→ What to do
Copy each entry below verbatim, with no changes.

(Items from a dataset)
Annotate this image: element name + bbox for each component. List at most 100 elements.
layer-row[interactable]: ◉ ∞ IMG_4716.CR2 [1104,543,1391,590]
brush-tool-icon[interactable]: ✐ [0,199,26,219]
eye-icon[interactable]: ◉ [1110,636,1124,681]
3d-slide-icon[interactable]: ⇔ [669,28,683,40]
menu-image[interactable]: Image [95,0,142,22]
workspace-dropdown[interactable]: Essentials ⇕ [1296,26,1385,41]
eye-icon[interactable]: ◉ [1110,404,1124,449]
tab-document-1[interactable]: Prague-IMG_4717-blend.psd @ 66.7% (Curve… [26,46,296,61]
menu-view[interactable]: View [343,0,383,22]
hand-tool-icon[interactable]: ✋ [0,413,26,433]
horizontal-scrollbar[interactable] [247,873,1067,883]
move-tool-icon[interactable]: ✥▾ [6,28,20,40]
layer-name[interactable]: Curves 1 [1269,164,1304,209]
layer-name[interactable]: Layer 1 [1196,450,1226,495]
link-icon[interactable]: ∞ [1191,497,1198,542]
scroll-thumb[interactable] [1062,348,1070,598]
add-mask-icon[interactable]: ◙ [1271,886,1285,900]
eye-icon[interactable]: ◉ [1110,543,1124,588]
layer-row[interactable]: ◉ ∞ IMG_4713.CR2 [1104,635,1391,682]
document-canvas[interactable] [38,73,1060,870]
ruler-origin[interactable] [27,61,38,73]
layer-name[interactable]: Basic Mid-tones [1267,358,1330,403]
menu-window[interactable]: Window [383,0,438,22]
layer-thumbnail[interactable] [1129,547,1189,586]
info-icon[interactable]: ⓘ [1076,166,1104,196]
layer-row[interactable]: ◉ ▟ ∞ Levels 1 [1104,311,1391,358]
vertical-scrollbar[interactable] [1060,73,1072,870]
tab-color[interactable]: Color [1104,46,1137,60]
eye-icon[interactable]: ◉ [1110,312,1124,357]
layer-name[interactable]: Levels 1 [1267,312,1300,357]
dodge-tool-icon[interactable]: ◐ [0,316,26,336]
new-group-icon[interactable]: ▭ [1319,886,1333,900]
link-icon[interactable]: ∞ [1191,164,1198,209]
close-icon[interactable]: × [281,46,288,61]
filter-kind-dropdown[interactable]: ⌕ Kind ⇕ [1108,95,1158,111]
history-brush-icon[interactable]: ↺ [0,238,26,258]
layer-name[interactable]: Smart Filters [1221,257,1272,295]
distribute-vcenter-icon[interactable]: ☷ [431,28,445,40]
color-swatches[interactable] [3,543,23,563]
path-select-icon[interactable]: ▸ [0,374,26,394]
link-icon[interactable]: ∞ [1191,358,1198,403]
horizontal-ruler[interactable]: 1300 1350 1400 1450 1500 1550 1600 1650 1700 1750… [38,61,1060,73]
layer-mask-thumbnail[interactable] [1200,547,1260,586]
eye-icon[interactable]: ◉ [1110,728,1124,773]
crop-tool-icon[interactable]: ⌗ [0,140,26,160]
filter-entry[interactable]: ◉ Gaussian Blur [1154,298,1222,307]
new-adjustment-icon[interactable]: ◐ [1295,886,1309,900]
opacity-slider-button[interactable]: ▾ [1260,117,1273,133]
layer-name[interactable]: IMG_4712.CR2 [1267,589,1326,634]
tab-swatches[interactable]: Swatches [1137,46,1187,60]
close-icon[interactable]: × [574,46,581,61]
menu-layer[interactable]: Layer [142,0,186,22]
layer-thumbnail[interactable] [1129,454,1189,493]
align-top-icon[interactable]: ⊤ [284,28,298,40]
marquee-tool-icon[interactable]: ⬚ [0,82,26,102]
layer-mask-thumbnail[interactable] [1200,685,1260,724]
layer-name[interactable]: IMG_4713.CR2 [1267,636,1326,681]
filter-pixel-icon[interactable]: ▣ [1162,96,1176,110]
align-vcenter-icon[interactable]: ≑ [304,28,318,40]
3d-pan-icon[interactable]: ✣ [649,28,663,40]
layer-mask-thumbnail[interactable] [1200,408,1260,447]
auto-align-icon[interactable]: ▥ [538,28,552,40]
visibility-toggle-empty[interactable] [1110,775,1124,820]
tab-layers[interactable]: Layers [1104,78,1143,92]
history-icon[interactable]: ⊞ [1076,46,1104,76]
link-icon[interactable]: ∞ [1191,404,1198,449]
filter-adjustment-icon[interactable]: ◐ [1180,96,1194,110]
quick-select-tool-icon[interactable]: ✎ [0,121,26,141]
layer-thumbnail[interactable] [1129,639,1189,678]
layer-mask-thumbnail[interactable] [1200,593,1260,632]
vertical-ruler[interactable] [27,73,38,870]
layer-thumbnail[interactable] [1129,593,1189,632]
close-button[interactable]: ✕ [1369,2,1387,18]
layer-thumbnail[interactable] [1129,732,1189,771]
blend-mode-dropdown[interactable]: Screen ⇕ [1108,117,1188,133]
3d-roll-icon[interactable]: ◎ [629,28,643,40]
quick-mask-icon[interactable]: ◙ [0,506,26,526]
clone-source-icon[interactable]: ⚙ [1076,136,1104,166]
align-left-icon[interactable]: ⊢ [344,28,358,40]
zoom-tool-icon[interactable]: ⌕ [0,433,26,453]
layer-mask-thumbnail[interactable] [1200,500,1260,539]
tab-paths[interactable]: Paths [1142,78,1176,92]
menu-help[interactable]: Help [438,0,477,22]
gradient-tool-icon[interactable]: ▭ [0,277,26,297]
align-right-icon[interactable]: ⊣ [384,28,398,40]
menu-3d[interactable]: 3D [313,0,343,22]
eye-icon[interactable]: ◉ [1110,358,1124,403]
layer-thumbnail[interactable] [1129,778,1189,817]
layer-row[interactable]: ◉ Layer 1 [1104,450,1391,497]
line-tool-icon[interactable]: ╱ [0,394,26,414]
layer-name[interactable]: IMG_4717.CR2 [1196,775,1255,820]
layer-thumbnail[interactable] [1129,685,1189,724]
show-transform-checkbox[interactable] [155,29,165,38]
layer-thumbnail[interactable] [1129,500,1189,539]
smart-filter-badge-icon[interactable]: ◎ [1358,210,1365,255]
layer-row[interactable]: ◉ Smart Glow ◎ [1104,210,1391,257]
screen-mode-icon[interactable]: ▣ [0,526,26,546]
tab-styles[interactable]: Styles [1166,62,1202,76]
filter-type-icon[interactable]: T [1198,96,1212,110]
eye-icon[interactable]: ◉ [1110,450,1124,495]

→ Final result
Annotate this image: element name + bbox for each component. List at most 100 elements.
layer-row[interactable]: ◉ ∞ IMG_4716.CR2 [1104,543,1391,590]
brush-tool-icon[interactable]: ✐ [0,199,26,219]
eye-icon[interactable]: ◉ [1110,636,1124,681]
3d-slide-icon[interactable]: ⇔ [669,28,683,40]
menu-image[interactable]: Image [95,0,142,22]
workspace-dropdown[interactable]: Essentials ⇕ [1296,26,1385,41]
eye-icon[interactable]: ◉ [1110,404,1124,449]
tab-document-1[interactable]: Prague-IMG_4717-blend.psd @ 66.7% (Curve… [26,46,296,61]
menu-view[interactable]: View [343,0,383,22]
hand-tool-icon[interactable]: ✋ [0,413,26,433]
horizontal-scrollbar[interactable] [247,873,1067,883]
move-tool-icon[interactable]: ✥▾ [6,28,20,40]
layer-name[interactable]: Curves 1 [1269,164,1304,209]
layer-name[interactable]: Layer 1 [1196,450,1226,495]
link-icon[interactable]: ∞ [1191,497,1198,542]
scroll-thumb[interactable] [1062,348,1070,598]
add-mask-icon[interactable]: ◙ [1271,886,1285,900]
eye-icon[interactable]: ◉ [1110,543,1124,588]
layer-row[interactable]: ◉ ∞ IMG_4713.CR2 [1104,635,1391,682]
document-canvas[interactable] [38,73,1060,870]
ruler-origin[interactable] [27,61,38,73]
layer-name[interactable]: Basic Mid-tones [1267,358,1330,403]
menu-window[interactable]: Window [383,0,438,22]
layer-thumbnail[interactable] [1129,547,1189,586]
info-icon[interactable]: ⓘ [1076,166,1104,196]
layer-row[interactable]: ◉ ▟ ∞ Levels 1 [1104,311,1391,358]
vertical-scrollbar[interactable] [1060,73,1072,870]
tab-color[interactable]: Color [1104,46,1137,60]
eye-icon[interactable]: ◉ [1110,312,1124,357]
layer-name[interactable]: Levels 1 [1267,312,1300,357]
dodge-tool-icon[interactable]: ◐ [0,316,26,336]
new-group-icon[interactable]: ▭ [1319,886,1333,900]
link-icon[interactable]: ∞ [1191,164,1198,209]
close-icon[interactable]: × [281,46,288,61]
filter-kind-dropdown[interactable]: ⌕ Kind ⇕ [1108,95,1158,111]
history-brush-icon[interactable]: ↺ [0,238,26,258]
layer-name[interactable]: Smart Filters [1221,257,1272,295]
distribute-vcenter-icon[interactable]: ☷ [431,28,445,40]
color-swatches[interactable] [3,543,23,563]
path-select-icon[interactable]: ▸ [0,374,26,394]
link-icon[interactable]: ∞ [1191,358,1198,403]
horizontal-ruler[interactable]: 1300 1350 1400 1450 1500 1550 1600 1650 1700 1750… [38,61,1060,73]
layer-mask-thumbnail[interactable] [1200,547,1260,586]
eye-icon[interactable]: ◉ [1110,728,1124,773]
crop-tool-icon[interactable]: ⌗ [0,140,26,160]
filter-entry[interactable]: ◉ Gaussian Blur [1154,298,1222,307]
new-adjustment-icon[interactable]: ◐ [1295,886,1309,900]
opacity-slider-button[interactable]: ▾ [1260,117,1273,133]
layer-name[interactable]: IMG_4712.CR2 [1267,589,1326,634]
tab-swatches[interactable]: Swatches [1137,46,1187,60]
close-icon[interactable]: × [574,46,581,61]
menu-layer[interactable]: Layer [142,0,186,22]
layer-thumbnail[interactable] [1129,454,1189,493]
align-top-icon[interactable]: ⊤ [284,28,298,40]
marquee-tool-icon[interactable]: ⬚ [0,82,26,102]
layer-mask-thumbnail[interactable] [1200,685,1260,724]
layer-name[interactable]: IMG_4713.CR2 [1267,636,1326,681]
filter-pixel-icon[interactable]: ▣ [1162,96,1176,110]
align-vcenter-icon[interactable]: ≑ [304,28,318,40]
3d-pan-icon[interactable]: ✣ [649,28,663,40]
layer-mask-thumbnail[interactable] [1200,408,1260,447]
auto-align-icon[interactable]: ▥ [538,28,552,40]
visibility-toggle-empty[interactable] [1110,775,1124,820]
tab-layers[interactable]: Layers [1104,78,1143,92]
history-icon[interactable]: ⊞ [1076,46,1104,76]
link-icon[interactable]: ∞ [1191,404,1198,449]
filter-adjustment-icon[interactable]: ◐ [1180,96,1194,110]
quick-select-tool-icon[interactable]: ✎ [0,121,26,141]
layer-thumbnail[interactable] [1129,639,1189,678]
layer-mask-thumbnail[interactable] [1200,593,1260,632]
vertical-ruler[interactable] [27,73,38,870]
layer-thumbnail[interactable] [1129,593,1189,632]
close-button[interactable]: ✕ [1369,2,1387,18]
layer-thumbnail[interactable] [1129,732,1189,771]
blend-mode-dropdown[interactable]: Screen ⇕ [1108,117,1188,133]
3d-roll-icon[interactable]: ◎ [629,28,643,40]
quick-mask-icon[interactable]: ◙ [0,506,26,526]
clone-source-icon[interactable]: ⚙ [1076,136,1104,166]
align-left-icon[interactable]: ⊢ [344,28,358,40]
zoom-tool-icon[interactable]: ⌕ [0,433,26,453]
layer-mask-thumbnail[interactable] [1200,500,1260,539]
tab-paths[interactable]: Paths [1142,78,1176,92]
menu-help[interactable]: Help [438,0,477,22]
gradient-tool-icon[interactable]: ▭ [0,277,26,297]
align-right-icon[interactable]: ⊣ [384,28,398,40]
menu-3d[interactable]: 3D [313,0,343,22]
eye-icon[interactable]: ◉ [1110,358,1124,403]
layer-thumbnail[interactable] [1129,778,1189,817]
layer-row[interactable]: ◉ Layer 1 [1104,450,1391,497]
line-tool-icon[interactable]: ╱ [0,394,26,414]
layer-name[interactable]: IMG_4717.CR2 [1196,775,1255,820]
layer-thumbnail[interactable] [1129,685,1189,724]
show-transform-checkbox[interactable] [155,29,165,38]
layer-thumbnail[interactable] [1129,500,1189,539]
smart-filter-badge-icon[interactable]: ◎ [1358,210,1365,255]
layer-row[interactable]: ◉ Smart Glow ◎ [1104,210,1391,257]
screen-mode-icon[interactable]: ▣ [0,526,26,546]
tab-styles[interactable]: Styles [1166,62,1202,76]
filter-type-icon[interactable]: T [1198,96,1212,110]
eye-icon[interactable]: ◉ [1110,450,1124,495]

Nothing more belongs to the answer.